● **Your goal**: Assemble all lines in which the string "then" appears.

● **Task inputs**:
━━━━━━━━━━━━━━━━━━━━━━━━━━━━━━

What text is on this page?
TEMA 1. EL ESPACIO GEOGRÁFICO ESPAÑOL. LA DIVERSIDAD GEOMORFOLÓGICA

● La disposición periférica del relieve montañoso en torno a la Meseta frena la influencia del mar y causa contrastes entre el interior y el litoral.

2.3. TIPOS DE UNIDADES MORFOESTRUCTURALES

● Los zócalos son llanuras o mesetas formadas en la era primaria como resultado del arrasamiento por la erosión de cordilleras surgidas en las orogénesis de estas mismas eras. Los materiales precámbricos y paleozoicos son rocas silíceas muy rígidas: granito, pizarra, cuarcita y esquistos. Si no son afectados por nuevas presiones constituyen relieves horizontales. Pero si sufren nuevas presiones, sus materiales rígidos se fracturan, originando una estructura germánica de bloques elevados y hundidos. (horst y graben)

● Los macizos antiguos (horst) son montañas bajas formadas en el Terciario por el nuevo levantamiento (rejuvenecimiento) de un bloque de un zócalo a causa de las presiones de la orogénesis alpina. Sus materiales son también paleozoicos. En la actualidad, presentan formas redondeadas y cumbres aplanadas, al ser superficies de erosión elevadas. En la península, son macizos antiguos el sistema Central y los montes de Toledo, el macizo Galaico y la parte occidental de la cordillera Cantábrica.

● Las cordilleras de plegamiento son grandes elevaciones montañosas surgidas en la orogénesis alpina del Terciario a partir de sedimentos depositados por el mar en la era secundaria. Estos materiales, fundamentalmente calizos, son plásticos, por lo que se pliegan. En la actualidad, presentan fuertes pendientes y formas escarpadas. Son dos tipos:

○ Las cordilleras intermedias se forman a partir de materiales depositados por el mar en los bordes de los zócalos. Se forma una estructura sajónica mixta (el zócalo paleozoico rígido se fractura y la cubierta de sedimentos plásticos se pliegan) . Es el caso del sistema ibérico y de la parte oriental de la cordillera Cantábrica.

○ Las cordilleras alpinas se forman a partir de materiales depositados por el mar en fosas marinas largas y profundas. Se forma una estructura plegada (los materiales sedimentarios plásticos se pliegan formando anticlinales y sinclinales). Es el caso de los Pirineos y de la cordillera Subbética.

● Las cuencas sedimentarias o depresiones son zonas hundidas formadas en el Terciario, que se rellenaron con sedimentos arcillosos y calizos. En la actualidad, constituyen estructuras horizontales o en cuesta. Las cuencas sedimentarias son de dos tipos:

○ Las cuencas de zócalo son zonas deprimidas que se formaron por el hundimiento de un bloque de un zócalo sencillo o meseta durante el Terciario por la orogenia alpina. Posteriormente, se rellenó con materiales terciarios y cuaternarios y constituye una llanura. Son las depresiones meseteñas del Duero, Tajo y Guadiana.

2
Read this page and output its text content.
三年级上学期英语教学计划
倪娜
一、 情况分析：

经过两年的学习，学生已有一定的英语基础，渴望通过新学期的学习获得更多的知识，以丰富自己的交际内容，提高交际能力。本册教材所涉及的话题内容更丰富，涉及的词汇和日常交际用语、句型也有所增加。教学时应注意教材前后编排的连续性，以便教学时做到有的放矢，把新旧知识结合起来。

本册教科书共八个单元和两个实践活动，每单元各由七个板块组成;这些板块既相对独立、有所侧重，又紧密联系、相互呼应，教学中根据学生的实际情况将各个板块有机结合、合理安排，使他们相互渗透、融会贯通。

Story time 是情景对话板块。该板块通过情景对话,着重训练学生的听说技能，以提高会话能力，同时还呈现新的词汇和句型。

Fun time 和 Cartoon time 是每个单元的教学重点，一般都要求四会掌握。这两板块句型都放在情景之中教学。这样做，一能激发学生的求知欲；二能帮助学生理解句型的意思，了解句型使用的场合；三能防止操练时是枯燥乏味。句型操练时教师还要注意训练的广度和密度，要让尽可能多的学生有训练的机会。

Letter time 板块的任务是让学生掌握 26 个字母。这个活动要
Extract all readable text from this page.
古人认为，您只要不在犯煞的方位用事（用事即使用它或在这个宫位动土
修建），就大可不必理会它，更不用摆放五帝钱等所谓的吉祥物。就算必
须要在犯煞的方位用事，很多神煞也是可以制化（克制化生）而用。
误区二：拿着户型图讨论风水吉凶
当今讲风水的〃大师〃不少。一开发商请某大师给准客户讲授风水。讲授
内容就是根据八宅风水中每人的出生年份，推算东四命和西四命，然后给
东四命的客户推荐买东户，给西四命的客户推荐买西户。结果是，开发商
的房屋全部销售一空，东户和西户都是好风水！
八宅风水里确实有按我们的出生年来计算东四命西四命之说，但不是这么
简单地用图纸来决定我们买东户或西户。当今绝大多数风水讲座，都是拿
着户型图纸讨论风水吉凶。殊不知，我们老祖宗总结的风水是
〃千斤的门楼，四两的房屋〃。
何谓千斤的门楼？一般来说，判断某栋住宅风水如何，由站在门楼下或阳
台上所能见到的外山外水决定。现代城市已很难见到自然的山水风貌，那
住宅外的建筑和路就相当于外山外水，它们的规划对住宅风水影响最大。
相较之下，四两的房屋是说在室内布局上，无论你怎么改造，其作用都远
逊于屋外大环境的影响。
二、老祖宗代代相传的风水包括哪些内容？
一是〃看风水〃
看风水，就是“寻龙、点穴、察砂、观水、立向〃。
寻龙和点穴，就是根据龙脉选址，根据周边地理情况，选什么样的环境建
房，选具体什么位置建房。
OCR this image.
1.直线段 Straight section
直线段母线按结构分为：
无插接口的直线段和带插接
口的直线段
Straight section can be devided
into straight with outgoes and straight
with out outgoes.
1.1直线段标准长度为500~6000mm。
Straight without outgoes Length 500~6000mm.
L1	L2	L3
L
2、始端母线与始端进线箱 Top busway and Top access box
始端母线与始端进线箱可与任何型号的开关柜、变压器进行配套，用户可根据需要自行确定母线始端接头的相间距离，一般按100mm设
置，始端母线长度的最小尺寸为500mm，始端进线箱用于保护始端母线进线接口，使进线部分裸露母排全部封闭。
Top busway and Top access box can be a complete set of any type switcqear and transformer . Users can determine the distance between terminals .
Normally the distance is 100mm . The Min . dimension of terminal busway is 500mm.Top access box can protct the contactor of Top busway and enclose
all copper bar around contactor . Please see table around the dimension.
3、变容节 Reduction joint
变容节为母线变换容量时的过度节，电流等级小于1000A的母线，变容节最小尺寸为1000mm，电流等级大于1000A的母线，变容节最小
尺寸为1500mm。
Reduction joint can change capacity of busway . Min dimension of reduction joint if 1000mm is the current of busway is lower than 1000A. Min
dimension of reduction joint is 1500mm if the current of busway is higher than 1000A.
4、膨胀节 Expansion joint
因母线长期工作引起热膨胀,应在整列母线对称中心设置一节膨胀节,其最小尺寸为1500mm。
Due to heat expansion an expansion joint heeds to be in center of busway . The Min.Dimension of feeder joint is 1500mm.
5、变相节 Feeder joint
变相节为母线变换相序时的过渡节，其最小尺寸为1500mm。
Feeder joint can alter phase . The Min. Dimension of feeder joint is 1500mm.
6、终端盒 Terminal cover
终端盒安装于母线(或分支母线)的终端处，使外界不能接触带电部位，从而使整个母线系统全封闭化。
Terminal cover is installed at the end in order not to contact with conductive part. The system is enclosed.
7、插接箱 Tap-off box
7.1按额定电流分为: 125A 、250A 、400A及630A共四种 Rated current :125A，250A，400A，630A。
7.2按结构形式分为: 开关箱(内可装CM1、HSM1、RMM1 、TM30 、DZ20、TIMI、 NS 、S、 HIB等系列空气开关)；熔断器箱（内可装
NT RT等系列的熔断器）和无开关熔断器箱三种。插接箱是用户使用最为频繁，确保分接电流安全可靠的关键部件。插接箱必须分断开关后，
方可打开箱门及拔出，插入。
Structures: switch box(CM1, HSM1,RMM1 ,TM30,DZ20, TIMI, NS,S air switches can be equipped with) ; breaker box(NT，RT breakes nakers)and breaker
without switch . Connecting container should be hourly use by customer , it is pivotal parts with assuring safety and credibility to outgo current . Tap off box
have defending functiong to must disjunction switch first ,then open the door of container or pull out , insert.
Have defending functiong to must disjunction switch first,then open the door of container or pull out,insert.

━━━━━━━━━━━━━━━━━━━━━━━━━━━━━━

● **Final result**:
have defending functiong to must disjunction switch first ,then open the door of container or pull out , insert.
Have defending functiong to must disjunction switch first,then open the door of container or pull out,insert.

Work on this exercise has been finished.